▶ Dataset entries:
^^^^^^^^^^^^^^^^
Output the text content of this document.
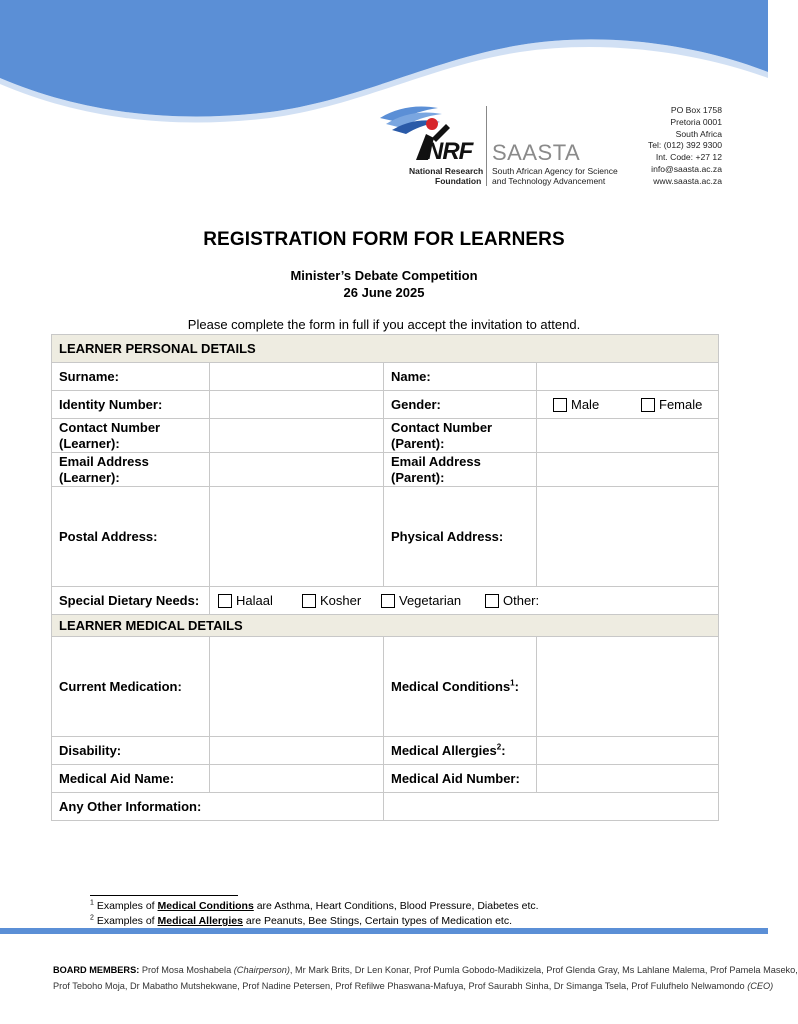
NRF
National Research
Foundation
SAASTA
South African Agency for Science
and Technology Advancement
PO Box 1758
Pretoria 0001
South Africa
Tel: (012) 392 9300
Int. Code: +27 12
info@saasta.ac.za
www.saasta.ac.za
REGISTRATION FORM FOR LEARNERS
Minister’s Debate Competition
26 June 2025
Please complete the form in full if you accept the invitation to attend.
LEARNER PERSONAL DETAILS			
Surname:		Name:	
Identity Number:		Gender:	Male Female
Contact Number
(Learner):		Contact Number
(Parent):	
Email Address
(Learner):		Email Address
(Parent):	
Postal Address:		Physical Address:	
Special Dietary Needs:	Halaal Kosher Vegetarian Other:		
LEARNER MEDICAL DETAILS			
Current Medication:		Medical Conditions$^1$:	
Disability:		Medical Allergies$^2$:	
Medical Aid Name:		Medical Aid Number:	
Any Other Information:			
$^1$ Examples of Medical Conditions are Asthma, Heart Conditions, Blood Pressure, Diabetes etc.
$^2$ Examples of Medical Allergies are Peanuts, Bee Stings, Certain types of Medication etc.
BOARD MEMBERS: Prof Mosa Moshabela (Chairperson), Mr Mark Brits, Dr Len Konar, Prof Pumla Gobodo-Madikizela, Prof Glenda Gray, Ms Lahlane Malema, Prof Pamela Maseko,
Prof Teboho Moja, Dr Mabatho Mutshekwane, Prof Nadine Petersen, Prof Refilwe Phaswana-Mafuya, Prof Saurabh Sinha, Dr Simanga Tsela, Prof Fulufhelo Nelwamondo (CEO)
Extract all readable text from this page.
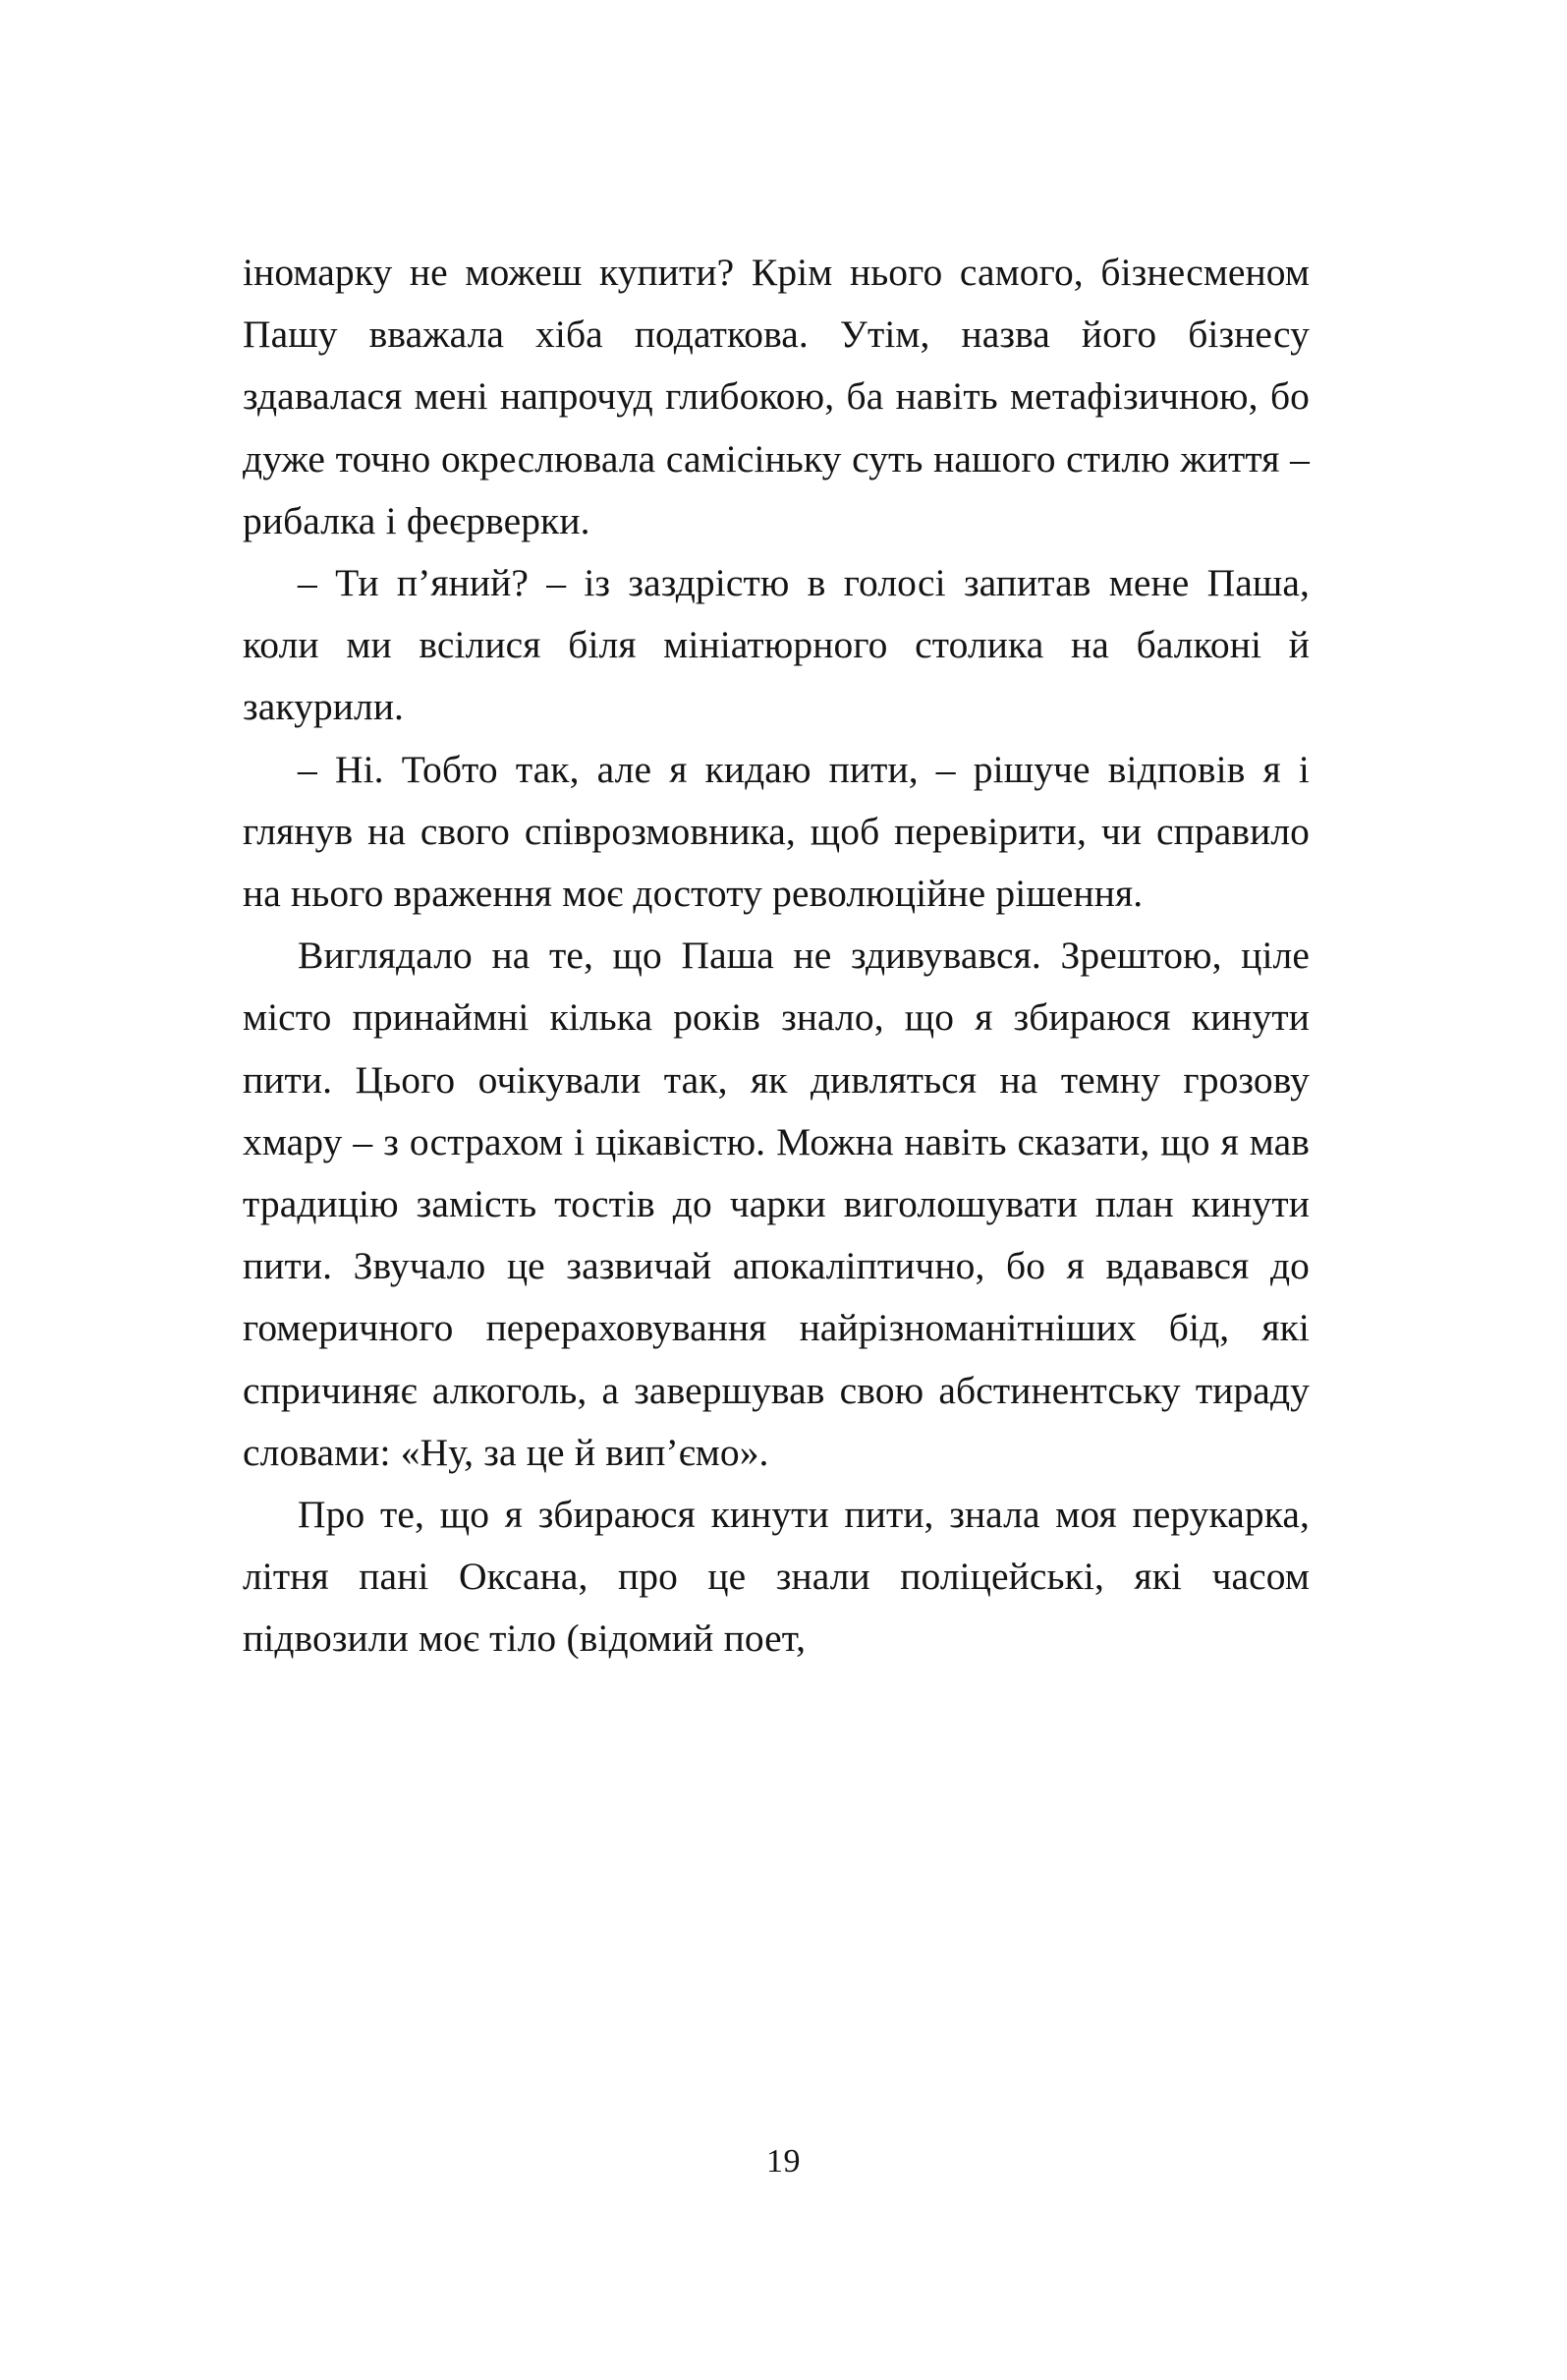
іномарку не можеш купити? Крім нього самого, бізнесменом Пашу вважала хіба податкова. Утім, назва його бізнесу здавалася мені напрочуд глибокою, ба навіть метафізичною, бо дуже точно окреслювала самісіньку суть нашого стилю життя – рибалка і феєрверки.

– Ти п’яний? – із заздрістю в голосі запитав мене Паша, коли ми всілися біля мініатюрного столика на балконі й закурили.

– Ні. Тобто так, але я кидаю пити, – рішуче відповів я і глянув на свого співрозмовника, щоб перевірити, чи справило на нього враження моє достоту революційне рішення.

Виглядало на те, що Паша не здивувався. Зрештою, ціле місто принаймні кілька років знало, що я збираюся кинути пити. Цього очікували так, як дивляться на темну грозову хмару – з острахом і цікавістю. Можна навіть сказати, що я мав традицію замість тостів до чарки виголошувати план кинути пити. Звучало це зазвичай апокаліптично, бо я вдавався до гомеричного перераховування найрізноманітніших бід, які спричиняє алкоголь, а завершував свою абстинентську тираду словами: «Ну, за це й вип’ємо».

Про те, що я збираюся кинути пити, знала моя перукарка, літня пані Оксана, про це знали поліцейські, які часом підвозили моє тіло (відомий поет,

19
^^^^^^^^^^^^^^^^
▶ Exercise aim:
Copy out each line word for word, please, skipping the images.

▶ Response:
Output the text content of this document.
NRF
National Research
Foundation
SAASTA
South African Agency for Science
and Technology Advancement
PO Box 1758
Pretoria 0001
South Africa
Tel: (012) 392 9300
Int. Code: +27 12
info@saasta.ac.za
www.saasta.ac.za
REGISTRATION FORM FOR LEARNERS
Minister’s Debate Competition
26 June 2025
Please complete the form in full if you accept the invitation to attend.
LEARNER PERSONAL DETAILS			
Surname:		Name:	
Identity Number:		Gender:	Male Female
Contact Number
(Learner):		Contact Number
(Parent):	
Email Address
(Learner):		Email Address
(Parent):	
Postal Address:		Physical Address:	
Special Dietary Needs:	Halaal Kosher Vegetarian Other:		
LEARNER MEDICAL DETAILS			
Current Medication:		Medical Conditions$^1$:	
Disability:		Medical Allergies$^2$:	
Medical Aid Name:		Medical Aid Number:	
Any Other Information:			
$^1$ Examples of Medical Conditions are Asthma, Heart Conditions, Blood Pressure, Diabetes etc.
$^2$ Examples of Medical Allergies are Peanuts, Bee Stings, Certain types of Medication etc.
BOARD MEMBERS: Prof Mosa Moshabela (Chairperson), Mr Mark Brits, Dr Len Konar, Prof Pumla Gobodo-Madikizela, Prof Glenda Gray, Ms Lahlane Malema, Prof Pamela Maseko,
Prof Teboho Moja, Dr Mabatho Mutshekwane, Prof Nadine Petersen, Prof Refilwe Phaswana-Mafuya, Prof Saurabh Sinha, Dr Simanga Tsela, Prof Fulufhelo Nelwamondo (CEO)
Extract all readable text from this page.
іномарку не можеш купити? Крім нього самого, бізнесменом Пашу вважала хіба податкова. Утім, назва його бізнесу здавалася мені напрочуд глибокою, ба навіть метафізичною, бо дуже точно окреслювала самісіньку суть нашого стилю життя – рибалка і феєрверки.

– Ти п’яний? – із заздрістю в голосі запитав мене Паша, коли ми всілися біля мініатюрного столика на балконі й закурили.

– Ні. Тобто так, але я кидаю пити, – рішуче відповів я і глянув на свого співрозмовника, щоб перевірити, чи справило на нього враження моє достоту революційне рішення.

Виглядало на те, що Паша не здивувався. Зрештою, ціле місто принаймні кілька років знало, що я збираюся кинути пити. Цього очікували так, як дивляться на темну грозову хмару – з острахом і цікавістю. Можна навіть сказати, що я мав традицію замість тостів до чарки виголошувати план кинути пити. Звучало це зазвичай апокаліптично, бо я вдавався до гомеричного перераховування найрізноманітніших бід, які спричиняє алкоголь, а завершував свою абстинентську тираду словами: «Ну, за це й вип’ємо».

Про те, що я збираюся кинути пити, знала моя перукарка, літня пані Оксана, про це знали поліцейські, які часом підвозили моє тіло (відомий поет,

19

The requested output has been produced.